## begin RECORDED DATA

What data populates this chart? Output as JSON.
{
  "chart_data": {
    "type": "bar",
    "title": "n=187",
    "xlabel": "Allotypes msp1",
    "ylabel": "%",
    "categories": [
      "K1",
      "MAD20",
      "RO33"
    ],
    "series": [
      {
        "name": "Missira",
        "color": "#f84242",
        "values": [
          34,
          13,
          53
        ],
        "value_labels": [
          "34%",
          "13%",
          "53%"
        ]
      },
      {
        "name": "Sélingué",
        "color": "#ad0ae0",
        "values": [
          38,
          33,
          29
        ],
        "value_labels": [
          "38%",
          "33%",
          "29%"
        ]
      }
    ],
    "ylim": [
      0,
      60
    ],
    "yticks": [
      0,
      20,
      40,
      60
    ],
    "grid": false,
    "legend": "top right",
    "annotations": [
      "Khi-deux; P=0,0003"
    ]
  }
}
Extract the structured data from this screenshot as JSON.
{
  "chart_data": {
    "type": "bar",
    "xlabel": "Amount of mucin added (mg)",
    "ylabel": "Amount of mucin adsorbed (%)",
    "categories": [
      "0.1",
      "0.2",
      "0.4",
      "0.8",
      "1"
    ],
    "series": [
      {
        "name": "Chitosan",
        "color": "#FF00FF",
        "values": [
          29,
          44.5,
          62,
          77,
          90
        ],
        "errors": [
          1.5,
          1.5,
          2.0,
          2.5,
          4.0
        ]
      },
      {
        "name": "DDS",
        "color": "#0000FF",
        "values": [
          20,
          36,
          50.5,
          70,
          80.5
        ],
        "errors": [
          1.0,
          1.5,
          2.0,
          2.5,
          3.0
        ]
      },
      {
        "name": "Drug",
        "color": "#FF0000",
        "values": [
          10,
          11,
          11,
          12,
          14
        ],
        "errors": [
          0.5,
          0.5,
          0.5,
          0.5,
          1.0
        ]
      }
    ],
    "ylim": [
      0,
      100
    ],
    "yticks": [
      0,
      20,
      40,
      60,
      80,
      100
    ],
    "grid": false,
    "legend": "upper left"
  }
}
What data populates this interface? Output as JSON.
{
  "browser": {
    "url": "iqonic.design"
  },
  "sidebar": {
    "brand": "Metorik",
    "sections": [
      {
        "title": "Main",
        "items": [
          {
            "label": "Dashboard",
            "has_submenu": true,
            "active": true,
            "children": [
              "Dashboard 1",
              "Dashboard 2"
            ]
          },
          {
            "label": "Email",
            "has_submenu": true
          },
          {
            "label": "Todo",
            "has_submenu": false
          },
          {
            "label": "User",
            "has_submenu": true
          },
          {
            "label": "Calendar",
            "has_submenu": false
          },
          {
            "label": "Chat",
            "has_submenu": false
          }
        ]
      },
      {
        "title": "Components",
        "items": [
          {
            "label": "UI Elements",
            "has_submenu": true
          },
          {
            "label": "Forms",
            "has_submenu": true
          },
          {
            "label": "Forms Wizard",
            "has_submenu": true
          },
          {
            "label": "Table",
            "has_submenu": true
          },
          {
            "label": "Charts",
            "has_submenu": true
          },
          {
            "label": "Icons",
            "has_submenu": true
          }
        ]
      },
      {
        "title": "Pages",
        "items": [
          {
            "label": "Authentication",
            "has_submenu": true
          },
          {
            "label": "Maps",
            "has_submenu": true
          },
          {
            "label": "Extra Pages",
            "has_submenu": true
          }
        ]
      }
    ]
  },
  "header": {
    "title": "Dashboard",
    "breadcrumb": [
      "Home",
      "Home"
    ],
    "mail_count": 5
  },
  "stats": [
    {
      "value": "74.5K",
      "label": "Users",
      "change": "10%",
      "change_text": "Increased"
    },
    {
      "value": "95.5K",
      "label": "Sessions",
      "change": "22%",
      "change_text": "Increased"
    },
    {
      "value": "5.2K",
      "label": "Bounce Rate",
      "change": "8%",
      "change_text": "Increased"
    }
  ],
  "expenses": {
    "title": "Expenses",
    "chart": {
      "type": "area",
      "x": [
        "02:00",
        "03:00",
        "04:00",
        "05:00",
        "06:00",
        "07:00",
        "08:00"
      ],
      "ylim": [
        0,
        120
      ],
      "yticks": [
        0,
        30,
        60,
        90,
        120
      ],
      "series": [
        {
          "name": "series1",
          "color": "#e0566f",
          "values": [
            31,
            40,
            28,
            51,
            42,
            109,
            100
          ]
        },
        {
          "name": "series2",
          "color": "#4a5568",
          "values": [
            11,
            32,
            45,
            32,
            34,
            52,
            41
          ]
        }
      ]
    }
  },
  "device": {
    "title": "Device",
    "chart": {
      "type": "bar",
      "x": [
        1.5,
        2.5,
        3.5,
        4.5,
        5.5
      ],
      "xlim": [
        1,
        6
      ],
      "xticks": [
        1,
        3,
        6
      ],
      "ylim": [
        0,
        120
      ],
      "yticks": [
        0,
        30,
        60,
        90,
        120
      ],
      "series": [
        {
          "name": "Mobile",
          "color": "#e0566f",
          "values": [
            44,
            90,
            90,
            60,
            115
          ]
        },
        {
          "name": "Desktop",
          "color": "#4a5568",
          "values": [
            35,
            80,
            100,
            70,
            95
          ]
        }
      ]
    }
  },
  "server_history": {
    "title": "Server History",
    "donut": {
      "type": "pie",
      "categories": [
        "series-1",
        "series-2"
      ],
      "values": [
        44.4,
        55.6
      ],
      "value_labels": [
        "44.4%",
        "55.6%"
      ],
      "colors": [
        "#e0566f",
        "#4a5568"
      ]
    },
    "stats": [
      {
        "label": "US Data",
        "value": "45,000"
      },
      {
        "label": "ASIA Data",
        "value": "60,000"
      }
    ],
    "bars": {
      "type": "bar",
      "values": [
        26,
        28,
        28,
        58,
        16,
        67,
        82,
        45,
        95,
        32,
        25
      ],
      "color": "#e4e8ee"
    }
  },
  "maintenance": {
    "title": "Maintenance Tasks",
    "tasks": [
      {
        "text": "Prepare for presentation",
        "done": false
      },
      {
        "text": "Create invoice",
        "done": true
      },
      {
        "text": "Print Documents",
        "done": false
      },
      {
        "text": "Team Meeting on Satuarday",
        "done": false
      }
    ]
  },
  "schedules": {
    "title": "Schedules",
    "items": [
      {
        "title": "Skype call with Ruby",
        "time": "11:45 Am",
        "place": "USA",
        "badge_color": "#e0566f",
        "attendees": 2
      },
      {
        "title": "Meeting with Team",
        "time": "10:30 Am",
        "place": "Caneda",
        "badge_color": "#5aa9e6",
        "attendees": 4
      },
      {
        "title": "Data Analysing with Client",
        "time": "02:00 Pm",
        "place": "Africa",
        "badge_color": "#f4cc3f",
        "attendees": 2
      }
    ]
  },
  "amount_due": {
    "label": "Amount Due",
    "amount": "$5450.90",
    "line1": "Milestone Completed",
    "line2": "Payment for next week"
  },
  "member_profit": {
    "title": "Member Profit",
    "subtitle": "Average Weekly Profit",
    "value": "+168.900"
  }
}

## end RECORDED DATA

WORK REQUIRED » Reproduce each record exactly as it appears.

RESPONSE »
What data populates this chart? Output as JSON.
{
  "chart_data": {
    "type": "bar",
    "title": "n=187",
    "xlabel": "Allotypes msp1",
    "ylabel": "%",
    "categories": [
      "K1",
      "MAD20",
      "RO33"
    ],
    "series": [
      {
        "name": "Missira",
        "color": "#f84242",
        "values": [
          34,
          13,
          53
        ],
        "value_labels": [
          "34%",
          "13%",
          "53%"
        ]
      },
      {
        "name": "Sélingué",
        "color": "#ad0ae0",
        "values": [
          38,
          33,
          29
        ],
        "value_labels": [
          "38%",
          "33%",
          "29%"
        ]
      }
    ],
    "ylim": [
      0,
      60
    ],
    "yticks": [
      0,
      20,
      40,
      60
    ],
    "grid": false,
    "legend": "top right",
    "annotations": [
      "Khi-deux; P=0,0003"
    ]
  }
}
Extract the structured data from this screenshot as JSON.
{
  "chart_data": {
    "type": "bar",
    "xlabel": "Amount of mucin added (mg)",
    "ylabel": "Amount of mucin adsorbed (%)",
    "categories": [
      "0.1",
      "0.2",
      "0.4",
      "0.8",
      "1"
    ],
    "series": [
      {
        "name": "Chitosan",
        "color": "#FF00FF",
        "values": [
          29,
          44.5,
          62,
          77,
          90
        ],
        "errors": [
          1.5,
          1.5,
          2.0,
          2.5,
          4.0
        ]
      },
      {
        "name": "DDS",
        "color": "#0000FF",
        "values": [
          20,
          36,
          50.5,
          70,
          80.5
        ],
        "errors": [
          1.0,
          1.5,
          2.0,
          2.5,
          3.0
        ]
      },
      {
        "name": "Drug",
        "color": "#FF0000",
        "values": [
          10,
          11,
          11,
          12,
          14
        ],
        "errors": [
          0.5,
          0.5,
          0.5,
          0.5,
          1.0
        ]
      }
    ],
    "ylim": [
      0,
      100
    ],
    "yticks": [
      0,
      20,
      40,
      60,
      80,
      100
    ],
    "grid": false,
    "legend": "upper left"
  }
}
What data populates this interface? Output as JSON.
{
  "browser": {
    "url": "iqonic.design"
  },
  "sidebar": {
    "brand": "Metorik",
    "sections": [
      {
        "title": "Main",
        "items": [
          {
            "label": "Dashboard",
            "has_submenu": true,
            "active": true,
            "children": [
              "Dashboard 1",
              "Dashboard 2"
            ]
          },
          {
            "label": "Email",
            "has_submenu": true
          },
          {
            "label": "Todo",
            "has_submenu": false
          },
          {
            "label": "User",
            "has_submenu": true
          },
          {
            "label": "Calendar",
            "has_submenu": false
          },
          {
            "label": "Chat",
            "has_submenu": false
          }
        ]
      },
      {
        "title": "Components",
        "items": [
          {
            "label": "UI Elements",
            "has_submenu": true
          },
          {
            "label": "Forms",
            "has_submenu": true
          },
          {
            "label": "Forms Wizard",
            "has_submenu": true
          },
          {
            "label": "Table",
            "has_submenu": true
          },
          {
            "label": "Charts",
            "has_submenu": true
          },
          {
            "label": "Icons",
            "has_submenu": true
          }
        ]
      },
      {
        "title": "Pages",
        "items": [
          {
            "label": "Authentication",
            "has_submenu": true
          },
          {
            "label": "Maps",
            "has_submenu": true
          },
          {
            "label": "Extra Pages",
            "has_submenu": true
          }
        ]
      }
    ]
  },
  "header": {
    "title": "Dashboard",
    "breadcrumb": [
      "Home",
      "Home"
    ],
    "mail_count": 5
  },
  "stats": [
    {
      "value": "74.5K",
      "label": "Users",
      "change": "10%",
      "change_text": "Increased"
    },
    {
      "value": "95.5K",
      "label": "Sessions",
      "change": "22%",
      "change_text": "Increased"
    },
    {
      "value": "5.2K",
      "label": "Bounce Rate",
      "change": "8%",
      "change_text": "Increased"
    }
  ],
  "expenses": {
    "title": "Expenses",
    "chart": {
      "type": "area",
      "x": [
        "02:00",
        "03:00",
        "04:00",
        "05:00",
        "06:00",
        "07:00",
        "08:00"
      ],
      "ylim": [
        0,
        120
      ],
      "yticks": [
        0,
        30,
        60,
        90,
        120
      ],
      "series": [
        {
          "name": "series1",
          "color": "#e0566f",
          "values": [
            31,
            40,
            28,
            51,
            42,
            109,
            100
          ]
        },
        {
          "name": "series2",
          "color": "#4a5568",
          "values": [
            11,
            32,
            45,
            32,
            34,
            52,
            41
          ]
        }
      ]
    }
  },
  "device": {
    "title": "Device",
    "chart": {
      "type": "bar",
      "x": [
        1.5,
        2.5,
        3.5,
        4.5,
        5.5
      ],
      "xlim": [
        1,
        6
      ],
      "xticks": [
        1,
        3,
        6
      ],
      "ylim": [
        0,
        120
      ],
      "yticks": [
        0,
        30,
        60,
        90,
        120
      ],
      "series": [
        {
          "name": "Mobile",
          "color": "#e0566f",
          "values": [
            44,
            90,
            90,
            60,
            115
          ]
        },
        {
          "name": "Desktop",
          "color": "#4a5568",
          "values": [
            35,
            80,
            100,
            70,
            95
          ]
        }
      ]
    }
  },
  "server_history": {
    "title": "Server History",
    "donut": {
      "type": "pie",
      "categories": [
        "series-1",
        "series-2"
      ],
      "values": [
        44.4,
        55.6
      ],
      "value_labels": [
        "44.4%",
        "55.6%"
      ],
      "colors": [
        "#e0566f",
        "#4a5568"
      ]
    },
    "stats": [
      {
        "label": "US Data",
        "value": "45,000"
      },
      {
        "label": "ASIA Data",
        "value": "60,000"
      }
    ],
    "bars": {
      "type": "bar",
      "values": [
        26,
        28,
        28,
        58,
        16,
        67,
        82,
        45,
        95,
        32,
        25
      ],
      "color": "#e4e8ee"
    }
  },
  "maintenance": {
    "title": "Maintenance Tasks",
    "tasks": [
      {
        "text": "Prepare for presentation",
        "done": false
      },
      {
        "text": "Create invoice",
        "done": true
      },
      {
        "text": "Print Documents",
        "done": false
      },
      {
        "text": "Team Meeting on Satuarday",
        "done": false
      }
    ]
  },
  "schedules": {
    "title": "Schedules",
    "items": [
      {
        "title": "Skype call with Ruby",
        "time": "11:45 Am",
        "place": "USA",
        "badge_color": "#e0566f",
        "attendees": 2
      },
      {
        "title": "Meeting with Team",
        "time": "10:30 Am",
        "place": "Caneda",
        "badge_color": "#5aa9e6",
        "attendees": 4
      },
      {
        "title": "Data Analysing with Client",
        "time": "02:00 Pm",
        "place": "Africa",
        "badge_color": "#f4cc3f",
        "attendees": 2
      }
    ]
  },
  "amount_due": {
    "label": "Amount Due",
    "amount": "$5450.90",
    "line1": "Milestone Completed",
    "line2": "Payment for next week"
  },
  "member_profit": {
    "title": "Member Profit",
    "subtitle": "Average Weekly Profit",
    "value": "+168.900"
  }
}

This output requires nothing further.